:: RECORDS SHOWN ::

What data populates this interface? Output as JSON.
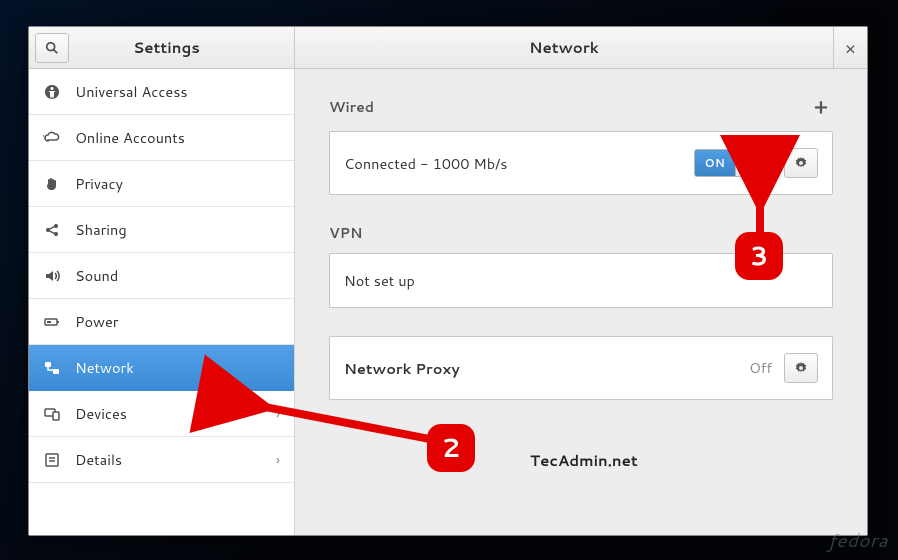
{
  "header": {
    "left_title": "Settings",
    "right_title": "Network"
  },
  "sidebar": {
    "items": [
      {
        "icon": "accessibility",
        "label": "Universal Access"
      },
      {
        "icon": "online",
        "label": "Online Accounts"
      },
      {
        "icon": "privacy",
        "label": "Privacy"
      },
      {
        "icon": "sharing",
        "label": "Sharing"
      },
      {
        "icon": "sound",
        "label": "Sound"
      },
      {
        "icon": "power",
        "label": "Power"
      },
      {
        "icon": "network",
        "label": "Network"
      },
      {
        "icon": "devices",
        "label": "Devices"
      },
      {
        "icon": "details",
        "label": "Details"
      }
    ],
    "active_index": 6,
    "chevron_indices": [
      7,
      8
    ]
  },
  "sections": {
    "wired": {
      "title": "Wired",
      "status": "Connected - 1000 Mb/s",
      "switch_label": "ON"
    },
    "vpn": {
      "title": "VPN",
      "status": "Not set up"
    },
    "proxy": {
      "title": "Network Proxy",
      "state": "Off"
    }
  },
  "callouts": {
    "step2": "2",
    "step3": "3"
  },
  "watermark": "TecAdmin.net",
  "fedora": "fedora"
}
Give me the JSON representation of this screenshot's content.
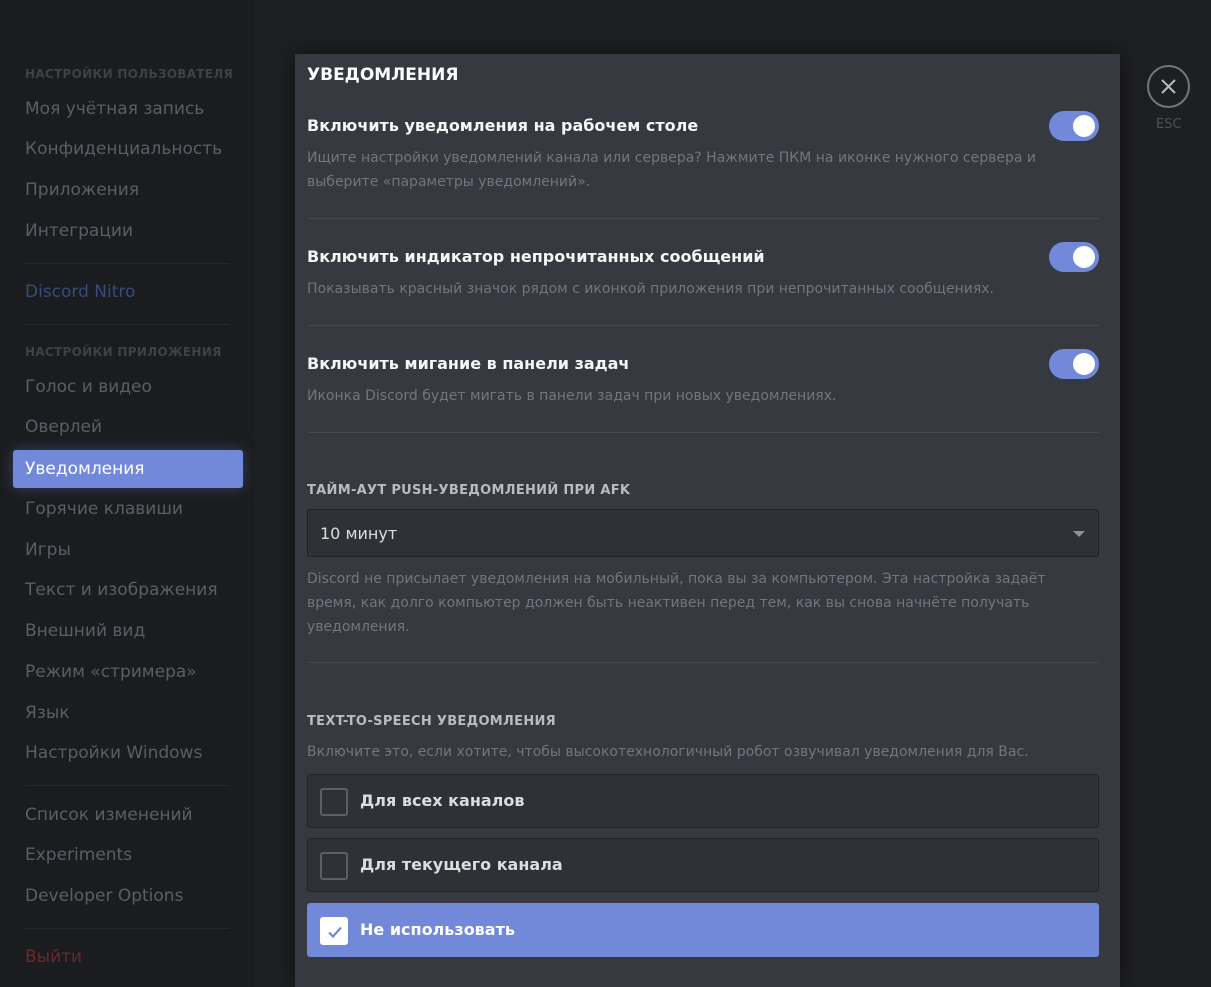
{
  "sidebar": {
    "user_header": "Настройки пользователя",
    "user_items": [
      "Моя учётная запись",
      "Конфиденциальность",
      "Приложения",
      "Интеграции"
    ],
    "nitro": "Discord Nitro",
    "app_header": "Настройки приложения",
    "app_items": [
      "Голос и видео",
      "Оверлей",
      "Уведомления",
      "Горячие клавиши",
      "Игры",
      "Текст и изображения",
      "Внешний вид",
      "Режим «стримера»",
      "Язык",
      "Настройки Windows"
    ],
    "misc_items": [
      "Список изменений",
      "Experiments",
      "Developer Options"
    ],
    "logout": "Выйти",
    "active": "Уведомления"
  },
  "main": {
    "title": "Уведомления",
    "options": [
      {
        "title": "Включить уведомления на рабочем столе",
        "desc": "Ищите настройки уведомлений канала или сервера? Нажмите ПКМ на иконке нужного сервера и выберите «параметры уведомлений».",
        "enabled": true
      },
      {
        "title": "Включить индикатор непрочитанных сообщений",
        "desc": "Показывать красный значок рядом с иконкой приложения при непрочитанных сообщениях.",
        "enabled": true
      },
      {
        "title": "Включить мигание в панели задач",
        "desc": "Иконка Discord будет мигать в панели задач при новых уведомлениях.",
        "enabled": true
      }
    ],
    "afk": {
      "label": "Тайм-аут push-уведомлений при AFK",
      "value": "10 минут",
      "desc": "Discord не присылает уведомления на мобильный, пока вы за компьютером. Эта настройка задаёт время, как долго компьютер должен быть неактивен перед тем, как вы снова начнёте получать уведомления."
    },
    "tts": {
      "label": "Text-to-Speech уведомления",
      "desc": "Включите это, если хотите, чтобы высокотехнологичный робот озвучивал уведомления для Вас.",
      "options": [
        "Для всех каналов",
        "Для текущего канала",
        "Не использовать"
      ],
      "selected": "Не использовать"
    }
  },
  "close": {
    "label": "ESC",
    "icon": "close-icon"
  },
  "colors": {
    "accent": "#7289da",
    "background": "#36393f",
    "sidebar": "#1b1c1f"
  }
}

:::

EXERCISE OBJECTIVE
Track down the lines that include the word "использовать" and copy them.

EXERCISE SOLUTION
        "Не использовать"
      "selected": "Не использовать"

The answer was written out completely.